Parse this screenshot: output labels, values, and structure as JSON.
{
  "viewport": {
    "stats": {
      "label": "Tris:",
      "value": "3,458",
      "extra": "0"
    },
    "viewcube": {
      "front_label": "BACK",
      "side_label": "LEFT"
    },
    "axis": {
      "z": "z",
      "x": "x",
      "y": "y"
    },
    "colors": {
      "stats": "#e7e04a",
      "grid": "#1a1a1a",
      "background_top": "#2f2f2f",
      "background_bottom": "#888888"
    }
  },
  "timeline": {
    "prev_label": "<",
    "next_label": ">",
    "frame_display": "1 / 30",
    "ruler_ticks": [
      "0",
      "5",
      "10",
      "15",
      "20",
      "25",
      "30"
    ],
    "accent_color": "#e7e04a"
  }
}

###

# [Problem to work on]
Print the material verbatim, all of it.

# [Answer to this exercise]
Parse this screenshot: output labels, values, and structure as JSON.
{
  "viewport": {
    "stats": {
      "label": "Tris:",
      "value": "3,458",
      "extra": "0"
    },
    "viewcube": {
      "front_label": "BACK",
      "side_label": "LEFT"
    },
    "axis": {
      "z": "z",
      "x": "x",
      "y": "y"
    },
    "colors": {
      "stats": "#e7e04a",
      "grid": "#1a1a1a",
      "background_top": "#2f2f2f",
      "background_bottom": "#888888"
    }
  },
  "timeline": {
    "prev_label": "<",
    "next_label": ">",
    "frame_display": "1 / 30",
    "ruler_ticks": [
      "0",
      "5",
      "10",
      "15",
      "20",
      "25",
      "30"
    ],
    "accent_color": "#e7e04a"
  }
}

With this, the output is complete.